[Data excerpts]
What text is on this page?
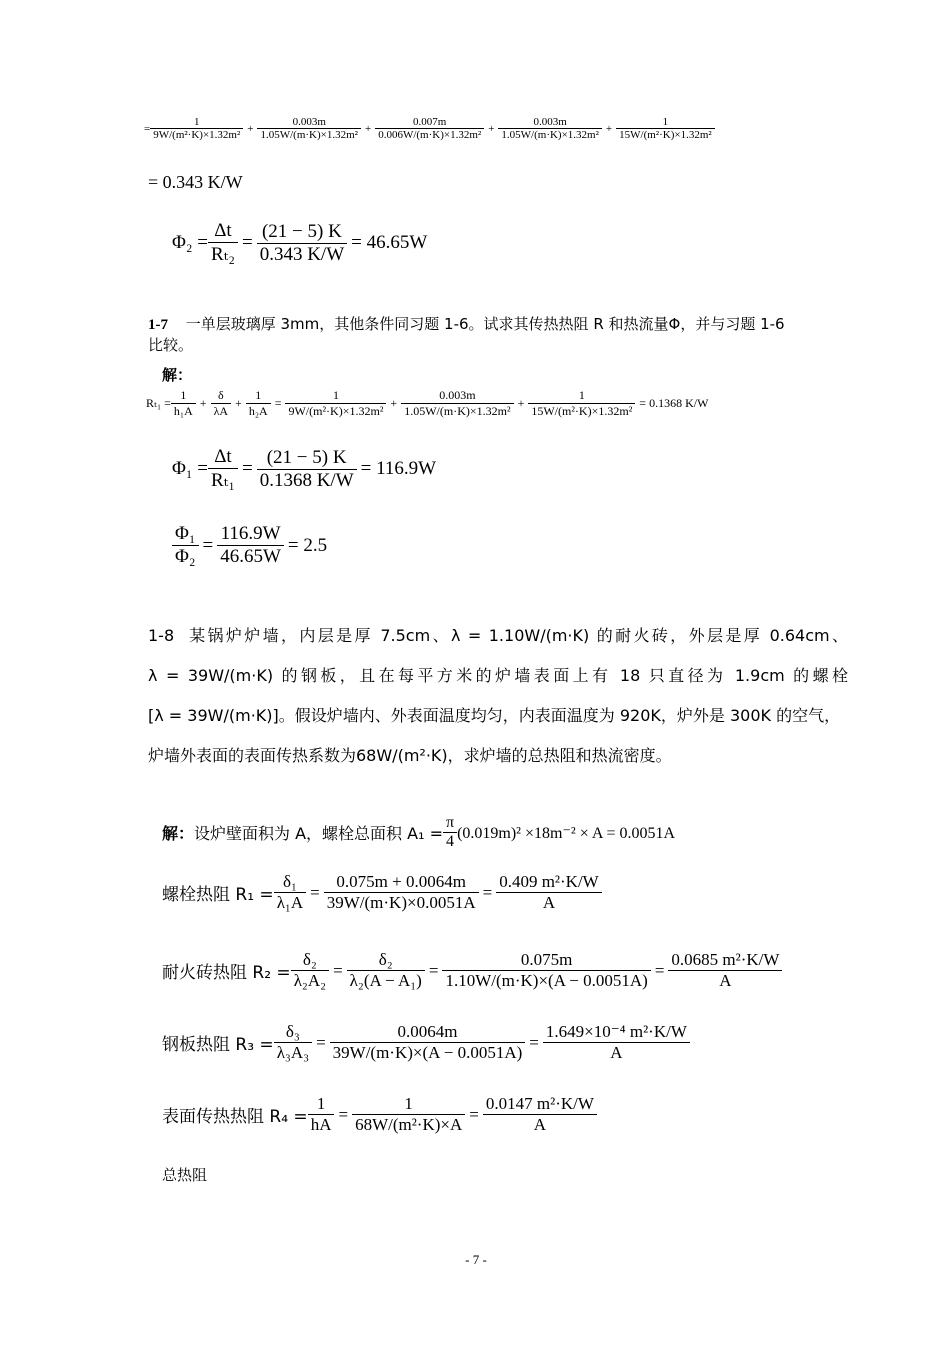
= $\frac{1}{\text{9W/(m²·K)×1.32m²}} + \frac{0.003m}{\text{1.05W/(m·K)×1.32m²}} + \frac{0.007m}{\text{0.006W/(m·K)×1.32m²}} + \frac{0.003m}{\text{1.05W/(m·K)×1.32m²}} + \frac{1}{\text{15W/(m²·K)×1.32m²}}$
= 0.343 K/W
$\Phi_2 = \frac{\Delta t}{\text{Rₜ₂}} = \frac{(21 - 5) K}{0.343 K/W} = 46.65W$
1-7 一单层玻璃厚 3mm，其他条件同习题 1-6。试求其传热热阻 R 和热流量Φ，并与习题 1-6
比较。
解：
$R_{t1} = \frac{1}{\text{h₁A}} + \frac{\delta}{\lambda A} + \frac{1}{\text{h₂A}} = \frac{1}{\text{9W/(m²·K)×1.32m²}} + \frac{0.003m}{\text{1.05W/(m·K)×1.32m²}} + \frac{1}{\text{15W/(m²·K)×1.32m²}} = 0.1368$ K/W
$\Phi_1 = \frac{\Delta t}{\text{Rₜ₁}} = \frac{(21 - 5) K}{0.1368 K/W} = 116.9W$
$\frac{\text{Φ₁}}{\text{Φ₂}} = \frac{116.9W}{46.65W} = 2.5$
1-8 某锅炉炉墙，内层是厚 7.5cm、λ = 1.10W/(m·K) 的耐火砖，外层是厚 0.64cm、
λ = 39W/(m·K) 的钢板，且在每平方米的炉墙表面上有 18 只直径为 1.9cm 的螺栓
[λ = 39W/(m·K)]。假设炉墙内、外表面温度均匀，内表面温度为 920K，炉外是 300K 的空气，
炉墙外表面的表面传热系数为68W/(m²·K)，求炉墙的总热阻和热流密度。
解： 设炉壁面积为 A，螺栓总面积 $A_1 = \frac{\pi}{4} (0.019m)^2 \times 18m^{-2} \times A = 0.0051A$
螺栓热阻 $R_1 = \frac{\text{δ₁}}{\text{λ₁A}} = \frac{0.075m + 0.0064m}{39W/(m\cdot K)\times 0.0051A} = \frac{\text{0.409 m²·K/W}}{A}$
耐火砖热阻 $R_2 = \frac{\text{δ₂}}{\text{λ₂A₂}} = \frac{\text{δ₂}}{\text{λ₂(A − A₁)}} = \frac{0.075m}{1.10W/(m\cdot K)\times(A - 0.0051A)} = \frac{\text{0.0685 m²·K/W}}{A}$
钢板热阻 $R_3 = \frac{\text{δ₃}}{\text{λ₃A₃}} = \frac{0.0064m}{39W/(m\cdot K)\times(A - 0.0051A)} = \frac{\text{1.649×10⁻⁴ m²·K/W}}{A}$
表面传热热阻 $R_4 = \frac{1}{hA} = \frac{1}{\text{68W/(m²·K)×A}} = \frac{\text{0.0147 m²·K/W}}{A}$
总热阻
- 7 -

- DIRECTIONS FOR THIS TASK:
Track down every line with the word "cdot" and copy it.

- THE ANSWER:
螺栓热阻 $R_1 = \frac{\text{δ₁}}{\text{λ₁A}} = \frac{0.075m + 0.0064m}{39W/(m\cdot K)\times 0.0051A} = \frac{\text{0.409 m²·K/W}}{A}$
耐火砖热阻 $R_2 = \frac{\text{δ₂}}{\text{λ₂A₂}} = \frac{\text{δ₂}}{\text{λ₂(A − A₁)}} = \frac{0.075m}{1.10W/(m\cdot K)\times(A - 0.0051A)} = \frac{\text{0.0685 m²·K/W}}{A}$
钢板热阻 $R_3 = \frac{\text{δ₃}}{\text{λ₃A₃}} = \frac{0.0064m}{39W/(m\cdot K)\times(A - 0.0051A)} = \frac{\text{1.649×10⁻⁴ m²·K/W}}{A}$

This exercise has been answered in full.